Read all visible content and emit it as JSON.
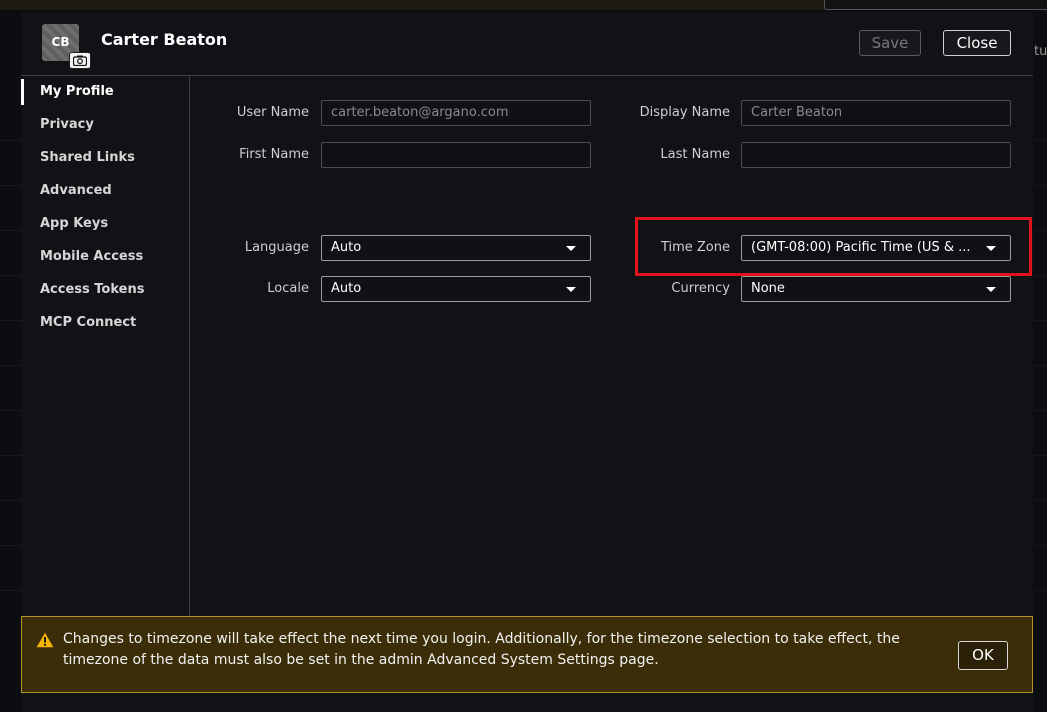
{
  "background": {
    "side_text": "tu"
  },
  "dialog": {
    "avatar_initials": "CB",
    "title": "Carter Beaton",
    "save_label": "Save",
    "close_label": "Close"
  },
  "sidebar": {
    "items": [
      {
        "label": "My Profile",
        "active": true
      },
      {
        "label": "Privacy"
      },
      {
        "label": "Shared Links"
      },
      {
        "label": "Advanced"
      },
      {
        "label": "App Keys"
      },
      {
        "label": "Mobile Access"
      },
      {
        "label": "Access Tokens"
      },
      {
        "label": "MCP Connect"
      }
    ]
  },
  "form": {
    "user_name": {
      "label": "User Name",
      "value": "carter.beaton@argano.com"
    },
    "display_name": {
      "label": "Display Name",
      "value": "Carter Beaton"
    },
    "first_name": {
      "label": "First Name",
      "value": ""
    },
    "last_name": {
      "label": "Last Name",
      "value": ""
    },
    "language": {
      "label": "Language",
      "value": "Auto"
    },
    "time_zone": {
      "label": "Time Zone",
      "value": "(GMT-08:00) Pacific Time (US & ..."
    },
    "locale": {
      "label": "Locale",
      "value": "Auto"
    },
    "currency": {
      "label": "Currency",
      "value": "None"
    }
  },
  "banner": {
    "message": "Changes to timezone will take effect the next time you login. Additionally, for the timezone selection to take effect, the timezone of the data must also be set in the admin Advanced System Settings page.",
    "ok_label": "OK"
  },
  "colors": {
    "highlight": "#e0121b",
    "banner_bg": "#3b2d07",
    "banner_border": "#b3922a",
    "warning": "#f5b400"
  }
}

++++++++++++++++++++

## Stated problem
Repeat the lines above exactly, and keep every picture out.

## Answer to this exercise
Read all visible content and emit it as JSON.
{
  "background": {
    "side_text": "tu"
  },
  "dialog": {
    "avatar_initials": "CB",
    "title": "Carter Beaton",
    "save_label": "Save",
    "close_label": "Close"
  },
  "sidebar": {
    "items": [
      {
        "label": "My Profile",
        "active": true
      },
      {
        "label": "Privacy"
      },
      {
        "label": "Shared Links"
      },
      {
        "label": "Advanced"
      },
      {
        "label": "App Keys"
      },
      {
        "label": "Mobile Access"
      },
      {
        "label": "Access Tokens"
      },
      {
        "label": "MCP Connect"
      }
    ]
  },
  "form": {
    "user_name": {
      "label": "User Name",
      "value": "carter.beaton@argano.com"
    },
    "display_name": {
      "label": "Display Name",
      "value": "Carter Beaton"
    },
    "first_name": {
      "label": "First Name",
      "value": ""
    },
    "last_name": {
      "label": "Last Name",
      "value": ""
    },
    "language": {
      "label": "Language",
      "value": "Auto"
    },
    "time_zone": {
      "label": "Time Zone",
      "value": "(GMT-08:00) Pacific Time (US & ..."
    },
    "locale": {
      "label": "Locale",
      "value": "Auto"
    },
    "currency": {
      "label": "Currency",
      "value": "None"
    }
  },
  "banner": {
    "message": "Changes to timezone will take effect the next time you login. Additionally, for the timezone selection to take effect, the timezone of the data must also be set in the admin Advanced System Settings page.",
    "ok_label": "OK"
  },
  "colors": {
    "highlight": "#e0121b",
    "banner_bg": "#3b2d07",
    "banner_border": "#b3922a",
    "warning": "#f5b400"
  }
}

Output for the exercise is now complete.